[Data listing]
-------------------------

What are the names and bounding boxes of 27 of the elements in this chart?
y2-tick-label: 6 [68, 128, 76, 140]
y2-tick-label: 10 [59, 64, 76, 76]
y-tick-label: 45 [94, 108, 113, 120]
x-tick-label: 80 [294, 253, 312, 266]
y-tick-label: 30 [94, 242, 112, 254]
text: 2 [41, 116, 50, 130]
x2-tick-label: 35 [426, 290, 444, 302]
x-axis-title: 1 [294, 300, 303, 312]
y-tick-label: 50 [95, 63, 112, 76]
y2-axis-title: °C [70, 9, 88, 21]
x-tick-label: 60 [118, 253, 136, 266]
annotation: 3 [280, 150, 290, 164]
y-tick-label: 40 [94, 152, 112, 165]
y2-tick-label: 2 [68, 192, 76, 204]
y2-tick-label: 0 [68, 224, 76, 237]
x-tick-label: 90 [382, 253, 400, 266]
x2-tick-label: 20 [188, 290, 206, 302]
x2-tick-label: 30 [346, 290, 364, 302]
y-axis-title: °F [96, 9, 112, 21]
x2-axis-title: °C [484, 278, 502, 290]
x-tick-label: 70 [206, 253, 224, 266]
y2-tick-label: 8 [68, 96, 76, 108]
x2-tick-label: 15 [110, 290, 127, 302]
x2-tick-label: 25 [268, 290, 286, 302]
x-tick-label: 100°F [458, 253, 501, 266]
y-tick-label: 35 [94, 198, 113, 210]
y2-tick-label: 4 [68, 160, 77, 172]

-------------------------

Please format everything from the start of the data down to the line containing "x-tick-label: 100°F [458, 253, 501, 266]" as a numbered list, including both ends and leaving out blank lines.

1. What are the names and bounding boxes of 27 of the elements in this chart?
2. y2-tick-label: 6 [68, 128, 76, 140]
3. y2-tick-label: 10 [59, 64, 76, 76]
4. y-tick-label: 45 [94, 108, 113, 120]
5. x-tick-label: 80 [294, 253, 312, 266]
6. y-tick-label: 30 [94, 242, 112, 254]
7. text: 2 [41, 116, 50, 130]
8. x2-tick-label: 35 [426, 290, 444, 302]
9. x-axis-title: 1 [294, 300, 303, 312]
10. y-tick-label: 50 [95, 63, 112, 76]
11. y2-axis-title: °C [70, 9, 88, 21]
12. x-tick-label: 60 [118, 253, 136, 266]
13. annotation: 3 [280, 150, 290, 164]
14. y-tick-label: 40 [94, 152, 112, 165]
15. y2-tick-label: 2 [68, 192, 76, 204]
16. y2-tick-label: 0 [68, 224, 76, 237]
17. x-tick-label: 90 [382, 253, 400, 266]
18. x2-tick-label: 20 [188, 290, 206, 302]
19. x2-tick-label: 30 [346, 290, 364, 302]
20. y-axis-title: °F [96, 9, 112, 21]
21. x2-axis-title: °C [484, 278, 502, 290]
22. x-tick-label: 70 [206, 253, 224, 266]
23. y2-tick-label: 8 [68, 96, 76, 108]
24. x2-tick-label: 15 [110, 290, 127, 302]
25. x2-tick-label: 25 [268, 290, 286, 302]
26. x-tick-label: 100°F [458, 253, 501, 266]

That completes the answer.